From the entries that follow, list every line in which the string "structured" appears.

───── Data shown ─────

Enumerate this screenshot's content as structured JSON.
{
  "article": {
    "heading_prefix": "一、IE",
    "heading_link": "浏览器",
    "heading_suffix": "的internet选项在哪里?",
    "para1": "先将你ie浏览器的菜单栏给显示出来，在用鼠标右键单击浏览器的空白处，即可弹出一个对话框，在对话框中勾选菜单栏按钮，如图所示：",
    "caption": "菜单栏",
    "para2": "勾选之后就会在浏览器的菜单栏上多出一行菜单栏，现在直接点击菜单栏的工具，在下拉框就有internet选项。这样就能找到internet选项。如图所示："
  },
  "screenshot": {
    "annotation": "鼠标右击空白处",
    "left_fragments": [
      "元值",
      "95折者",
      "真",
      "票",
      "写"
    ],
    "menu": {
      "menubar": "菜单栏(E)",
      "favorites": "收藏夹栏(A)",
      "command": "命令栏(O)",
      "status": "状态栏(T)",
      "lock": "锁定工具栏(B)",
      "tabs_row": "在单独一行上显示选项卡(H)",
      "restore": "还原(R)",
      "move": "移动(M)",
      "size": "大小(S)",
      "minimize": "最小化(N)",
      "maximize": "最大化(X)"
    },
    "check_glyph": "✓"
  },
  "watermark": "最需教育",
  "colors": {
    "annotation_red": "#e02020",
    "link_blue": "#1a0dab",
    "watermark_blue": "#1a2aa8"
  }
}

─────
───── Data shown ─────

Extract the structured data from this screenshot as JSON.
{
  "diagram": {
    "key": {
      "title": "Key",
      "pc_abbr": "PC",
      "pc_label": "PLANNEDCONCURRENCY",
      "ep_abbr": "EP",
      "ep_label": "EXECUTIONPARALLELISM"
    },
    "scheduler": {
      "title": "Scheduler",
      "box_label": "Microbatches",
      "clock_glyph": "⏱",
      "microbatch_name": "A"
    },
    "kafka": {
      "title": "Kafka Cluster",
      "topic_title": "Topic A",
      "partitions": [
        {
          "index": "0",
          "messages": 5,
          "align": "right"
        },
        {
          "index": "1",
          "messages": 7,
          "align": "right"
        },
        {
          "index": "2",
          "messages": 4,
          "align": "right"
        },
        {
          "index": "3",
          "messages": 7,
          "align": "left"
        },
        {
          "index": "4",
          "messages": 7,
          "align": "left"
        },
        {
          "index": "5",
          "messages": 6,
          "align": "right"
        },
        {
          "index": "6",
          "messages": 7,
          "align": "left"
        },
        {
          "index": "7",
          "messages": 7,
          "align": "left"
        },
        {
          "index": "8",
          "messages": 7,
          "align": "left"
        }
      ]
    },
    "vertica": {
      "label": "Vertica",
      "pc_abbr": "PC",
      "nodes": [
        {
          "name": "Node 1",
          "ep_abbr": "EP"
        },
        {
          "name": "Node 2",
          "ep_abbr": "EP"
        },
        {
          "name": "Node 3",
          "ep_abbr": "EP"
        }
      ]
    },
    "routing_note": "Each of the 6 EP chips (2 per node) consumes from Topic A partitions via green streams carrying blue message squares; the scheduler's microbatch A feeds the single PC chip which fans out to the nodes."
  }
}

─────

**Full solution:**
Enumerate this screenshot's content as structured JSON.
Extract the structured data from this screenshot as JSON.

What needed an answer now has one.